■ **WHAT THE TASK REQUIRES**:
Set down each entry exactly as given; pictures should not appear in the copy.

Stored data:

========================================

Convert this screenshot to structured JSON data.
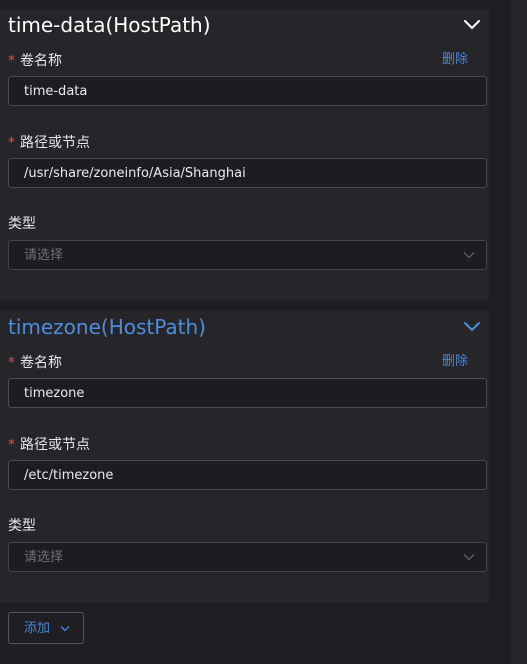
{
  "volumes": [
    {
      "title": "time-data(HostPath)",
      "name_label": "卷名称",
      "delete_label": "删除",
      "name_value": "time-data",
      "path_label": "路径或节点",
      "path_value": "/usr/share/zoneinfo/Asia/Shanghai",
      "type_label": "类型",
      "type_placeholder": "请选择",
      "expanded": true
    },
    {
      "title": "timezone(HostPath)",
      "name_label": "卷名称",
      "delete_label": "删除",
      "name_value": "timezone",
      "path_label": "路径或节点",
      "path_value": "/etc/timezone",
      "type_label": "类型",
      "type_placeholder": "请选择",
      "expanded": true
    }
  ],
  "add_button_label": "添加",
  "required_mark": "*",
  "colors": {
    "accent": "#4a86dc",
    "required": "#e84d4d",
    "panel_bg": "#26262a",
    "input_bg": "#1d1d21"
  },
  "icons": {
    "collapse_1": "chevron-up-icon",
    "collapse_2": "chevron-down-icon",
    "select_caret": "chevron-down-icon",
    "add_caret": "chevron-down-icon"
  }
}
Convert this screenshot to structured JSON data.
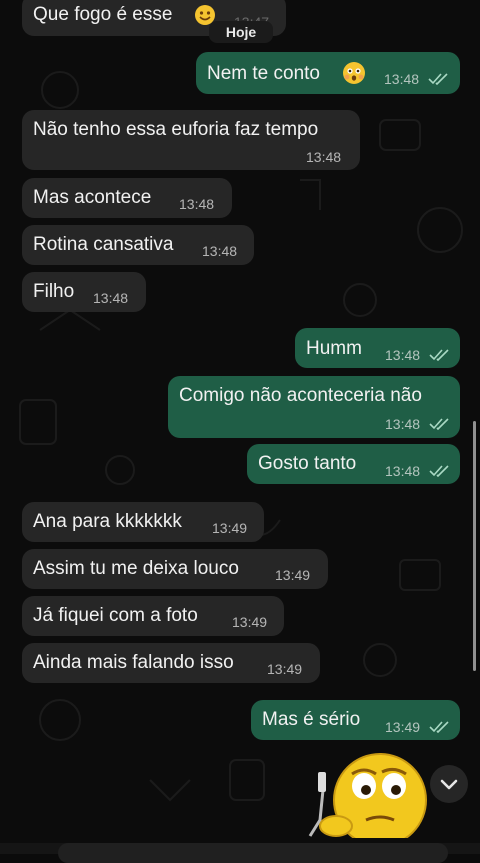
{
  "date_divider": "Hoje",
  "messages": [
    {
      "direction": "in",
      "text": "Que fogo é esse",
      "emoji": "smiling-face-icon",
      "time": "13:47"
    },
    {
      "direction": "out",
      "text": "Nem te conto",
      "emoji": "flushed-face-icon",
      "time": "13:48",
      "status": "read"
    },
    {
      "direction": "in",
      "text": "Não tenho essa euforia faz tempo",
      "time": "13:48"
    },
    {
      "direction": "in",
      "text": "Mas acontece",
      "time": "13:48"
    },
    {
      "direction": "in",
      "text": "Rotina cansativa",
      "time": "13:48"
    },
    {
      "direction": "in",
      "text": "Filho",
      "time": "13:48"
    },
    {
      "direction": "out",
      "text": "Humm",
      "time": "13:48",
      "status": "read"
    },
    {
      "direction": "out",
      "text": "Comigo não aconteceria não",
      "time": "13:48",
      "status": "read"
    },
    {
      "direction": "out",
      "text": "Gosto tanto",
      "time": "13:48",
      "status": "read"
    },
    {
      "direction": "in",
      "text": "Ana para kkkkkkk",
      "time": "13:49"
    },
    {
      "direction": "in",
      "text": "Assim tu me deixa louco",
      "time": "13:49"
    },
    {
      "direction": "in",
      "text": "Já fiquei com a foto",
      "time": "13:49"
    },
    {
      "direction": "in",
      "text": "Ainda mais falando isso",
      "time": "13:49"
    },
    {
      "direction": "out",
      "text": "Mas é sério",
      "time": "13:49",
      "status": "read"
    }
  ],
  "sticker": "thinking-smiley-sticker",
  "scroll_button": "chevron-down-icon",
  "colors": {
    "incoming": "#262626",
    "outgoing": "#1f5e46",
    "background": "#0c0c0c",
    "read_ticks": "#a9d9c4"
  }
}
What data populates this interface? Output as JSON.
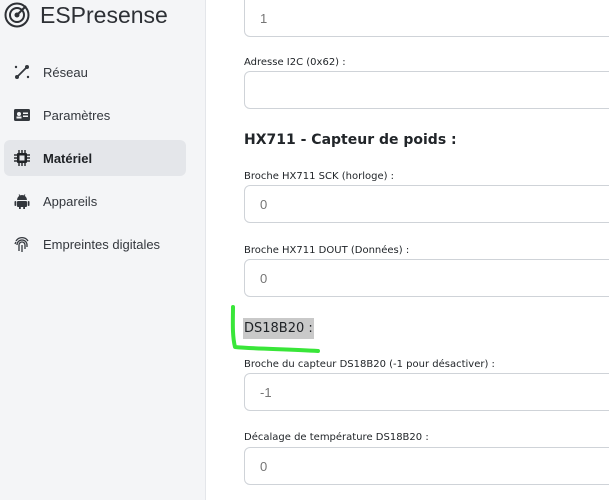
{
  "app": {
    "title": "ESPresense"
  },
  "sidebar": {
    "items": [
      {
        "label": "Réseau",
        "icon": "network-icon"
      },
      {
        "label": "Paramètres",
        "icon": "id-card-icon"
      },
      {
        "label": "Matériel",
        "icon": "chip-icon",
        "active": true
      },
      {
        "label": "Appareils",
        "icon": "android-icon"
      },
      {
        "label": "Empreintes digitales",
        "icon": "fingerprint-icon"
      }
    ]
  },
  "main": {
    "top_field": {
      "placeholder": "1"
    },
    "i2c": {
      "label": "Adresse I2C (0x62) :",
      "placeholder": ""
    },
    "hx711": {
      "title": "HX711 - Capteur de poids :",
      "sck": {
        "label": "Broche HX711 SCK (horloge) :",
        "placeholder": "0"
      },
      "dout": {
        "label": "Broche HX711 DOUT (Données) :",
        "placeholder": "0"
      }
    },
    "ds18b20": {
      "title": "DS18B20 :",
      "pin": {
        "label": "Broche du capteur DS18B20 (-1 pour désactiver) :",
        "placeholder": "-1"
      },
      "offset": {
        "label": "Décalage de température DS18B20 :",
        "placeholder": "0"
      }
    }
  },
  "colors": {
    "annotation": "#39e639",
    "highlight": "#c9c9c9",
    "sidebar_bg": "#f4f5f7",
    "active_item_bg": "#e4e6ea"
  }
}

========================================

■ **WRITTEN SOLUTION**:
Convert this screenshot to structured JSON data.
{
  "volumes": [
    {
      "title": "time-data(HostPath)",
      "name_label": "卷名称",
      "delete_label": "删除",
      "name_value": "time-data",
      "path_label": "路径或节点",
      "path_value": "/usr/share/zoneinfo/Asia/Shanghai",
      "type_label": "类型",
      "type_placeholder": "请选择",
      "expanded": true
    },
    {
      "title": "timezone(HostPath)",
      "name_label": "卷名称",
      "delete_label": "删除",
      "name_value": "timezone",
      "path_label": "路径或节点",
      "path_value": "/etc/timezone",
      "type_label": "类型",
      "type_placeholder": "请选择",
      "expanded": true
    }
  ],
  "add_button_label": "添加",
  "required_mark": "*",
  "colors": {
    "accent": "#4a86dc",
    "required": "#e84d4d",
    "panel_bg": "#26262a",
    "input_bg": "#1d1d21"
  },
  "icons": {
    "collapse_1": "chevron-up-icon",
    "collapse_2": "chevron-down-icon",
    "select_caret": "chevron-down-icon",
    "add_caret": "chevron-down-icon"
  }
}
Convert this screenshot to structured JSON data.
{
  "date_divider": "Hoje",
  "messages": [
    {
      "direction": "in",
      "text": "Que fogo é esse",
      "emoji": "smiling-face-icon",
      "time": "13:47"
    },
    {
      "direction": "out",
      "text": "Nem te conto",
      "emoji": "flushed-face-icon",
      "time": "13:48",
      "status": "read"
    },
    {
      "direction": "in",
      "text": "Não tenho essa euforia faz tempo",
      "time": "13:48"
    },
    {
      "direction": "in",
      "text": "Mas acontece",
      "time": "13:48"
    },
    {
      "direction": "in",
      "text": "Rotina cansativa",
      "time": "13:48"
    },
    {
      "direction": "in",
      "text": "Filho",
      "time": "13:48"
    },
    {
      "direction": "out",
      "text": "Humm",
      "time": "13:48",
      "status": "read"
    },
    {
      "direction": "out",
      "text": "Comigo não aconteceria não",
      "time": "13:48",
      "status": "read"
    },
    {
      "direction": "out",
      "text": "Gosto tanto",
      "time": "13:48",
      "status": "read"
    },
    {
      "direction": "in",
      "text": "Ana para kkkkkkk",
      "time": "13:49"
    },
    {
      "direction": "in",
      "text": "Assim tu me deixa louco",
      "time": "13:49"
    },
    {
      "direction": "in",
      "text": "Já fiquei com a foto",
      "time": "13:49"
    },
    {
      "direction": "in",
      "text": "Ainda mais falando isso",
      "time": "13:49"
    },
    {
      "direction": "out",
      "text": "Mas é sério",
      "time": "13:49",
      "status": "read"
    }
  ],
  "sticker": "thinking-smiley-sticker",
  "scroll_button": "chevron-down-icon",
  "colors": {
    "incoming": "#262626",
    "outgoing": "#1f5e46",
    "background": "#0c0c0c",
    "read_ticks": "#a9d9c4"
  }
}
What data populates this interface? Output as JSON.
{
  "app": {
    "title": "ESPresense"
  },
  "sidebar": {
    "items": [
      {
        "label": "Réseau",
        "icon": "network-icon"
      },
      {
        "label": "Paramètres",
        "icon": "id-card-icon"
      },
      {
        "label": "Matériel",
        "icon": "chip-icon",
        "active": true
      },
      {
        "label": "Appareils",
        "icon": "android-icon"
      },
      {
        "label": "Empreintes digitales",
        "icon": "fingerprint-icon"
      }
    ]
  },
  "main": {
    "top_field": {
      "placeholder": "1"
    },
    "i2c": {
      "label": "Adresse I2C (0x62) :",
      "placeholder": ""
    },
    "hx711": {
      "title": "HX711 - Capteur de poids :",
      "sck": {
        "label": "Broche HX711 SCK (horloge) :",
        "placeholder": "0"
      },
      "dout": {
        "label": "Broche HX711 DOUT (Données) :",
        "placeholder": "0"
      }
    },
    "ds18b20": {
      "title": "DS18B20 :",
      "pin": {
        "label": "Broche du capteur DS18B20 (-1 pour désactiver) :",
        "placeholder": "-1"
      },
      "offset": {
        "label": "Décalage de température DS18B20 :",
        "placeholder": "0"
      }
    }
  },
  "colors": {
    "annotation": "#39e639",
    "highlight": "#c9c9c9",
    "sidebar_bg": "#f4f5f7",
    "active_item_bg": "#e4e6ea"
  }
}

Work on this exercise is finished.